- _CONSEGNE_
[1] Nel testo su San Teodoro, perché i fondali oggi ospitano barracuda, cernie e branchi di pesci colorati? Rispondi in una o due frasi.
[2] Nel testo su San Teodoro, a quale tipo di riserva corrisponde la zona gialla?
[3] Prosegui il testo su San Teodoro e la sua area marina protetta, ripartendo dopo l'ultima frase.

- _TESTO ESTRATTO_

_ _ _ _ _ _ _

Dici San Teodoro (OT), dici Sardegna. Pensi alle splendide calette immerse nella vegetazione, tra le piante di mirto e quelle di ginepro, senza Valeria Marini o Noemi Letizia che ti saltano addosso in favore di fotografo. Le scogliere di granito e i tramonti all’ombra di Tavolara e Molara, isolotti circondati dal blu, senza flotte di navi dei carabinieri che proteggono la privacy del premier, o meglio, tutelano le sue perversioni per le minorenni o per le docce saffiche. Una parte di Sardegna che resiste all’uomo e al suo cemento, a Cappellacci e alle sue licenze decennali ai gestori degli ombrelloni che privatizzano e invadono le spiagge.

Un gioiello che grazie all’istituzione dell’Area Marina Protetta, ha prima salvato, poi recuperato e oggi ripopolato gli splendidi fondali, in cui ormai barracuda, cernie e branchi di coloratissimi pesci sono all’ordine del giorno e attirano nell’isola migliaia di subacquei ogni anno. L’area, tutelata dal Ministero dell’Ambiente, è stata suddivisa in tre zone: rossa, riserva integrale, gialla, riserva generale, e azzurra, riserva parziale. All’ingresso di ogni accesso al mare, un grande cartello ti ricorda i divieti, e ti prega di preservare il paradiso naturale. Inoltre, la Capitaneria di Porto di Olbia, anche nelle zone B e C, ha vietato l’ancoraggio, salvo che sui fondali sabbiosi o ciottolosi nelle aree apposite e la pesca subacquea, le moto ad acqua e gli sport acquatici con l’uso di attrezzature a rimorchio. E l’omino con il fucile sbarrato, è sempre il primo dei divieti. La stessa Guardia Costiera che ogni anno invita, con tanto di spot televisivi, a denunciare eventuali abusi, a segnalare infrazioni che potrebbero arrecare danno al patrimonio sardo. In teoria, chi non lo fa, è omissivo. Quando vieni in Sardegna ogni anno, quando con la maschera e il boccaglio ti immergi nel mondo popolato da posidonie, occhiate, saraghi e murene, impari ad amarla e ad esserne geloso, come se stessi accanto alla donna più bella del mondo minacciata dagli sguardi dei maschioni isolani. Così quando mi è capitato di sorprendere i terroristi dei mari, ho sempre preso il telefono e chiamato la Capitaneria, rendendomi disponibile, qualora fossero intervenuti, a firmare una denuncia.

_ _ _ _ _ _ _

- _DATI DISPONIBILI_
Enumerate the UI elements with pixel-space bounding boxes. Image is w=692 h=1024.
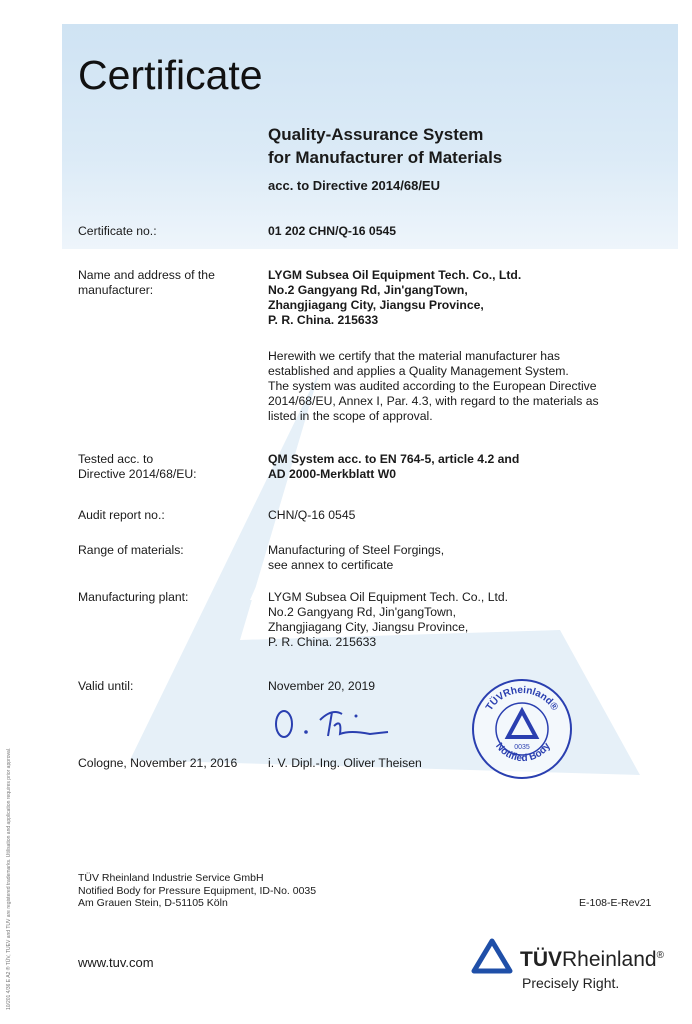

_ _ _ _ _ _ _

- _RISPOSTE_
[1] Secondo il testo, è grazie all'istituzione dell'Area Marina Protetta, che ha prima salvato, poi recuperato e infine ripopolato i fondali. Per questo ogni anno migliaia di subacquei arrivano sull'isola.

[2] Alla riserva generale.

[3]
Le infrazioni più comuni, alla faccia dell’Area protetta, sono l’uso del fucile subacqueo e l’asportazione di materiale protetto, come le rare stelle marine e l’ancoraggio ad un metro dalla battigia. Già lo scorso anno avevo segnalato il fatto che una squadraccia di toscani stesse setacciando il fondale a pochi metri dalla riva, facendo strage di polpi e slalom tra i bagnanti con i loro arpioni appuntiti. D’altronde è come sparare in un metro quadro popolato da mille conigli con proiettili a pallettoni. Fornisco le mie generalità, il mio recapito e vengo rassicurato sull’intervento di una squadra. Dopo qualche secondo suona il telefonino. «Si?». «No, è la Guardia Costiera, volevamo controllare se il recapito era suo» mi dicono con accento sardo-bolzanino. «Mandate qualcuno o no?». «Certo». Quella sera non arrivò nessuno, e io, il denunciante tradito, mesto tornai a casa.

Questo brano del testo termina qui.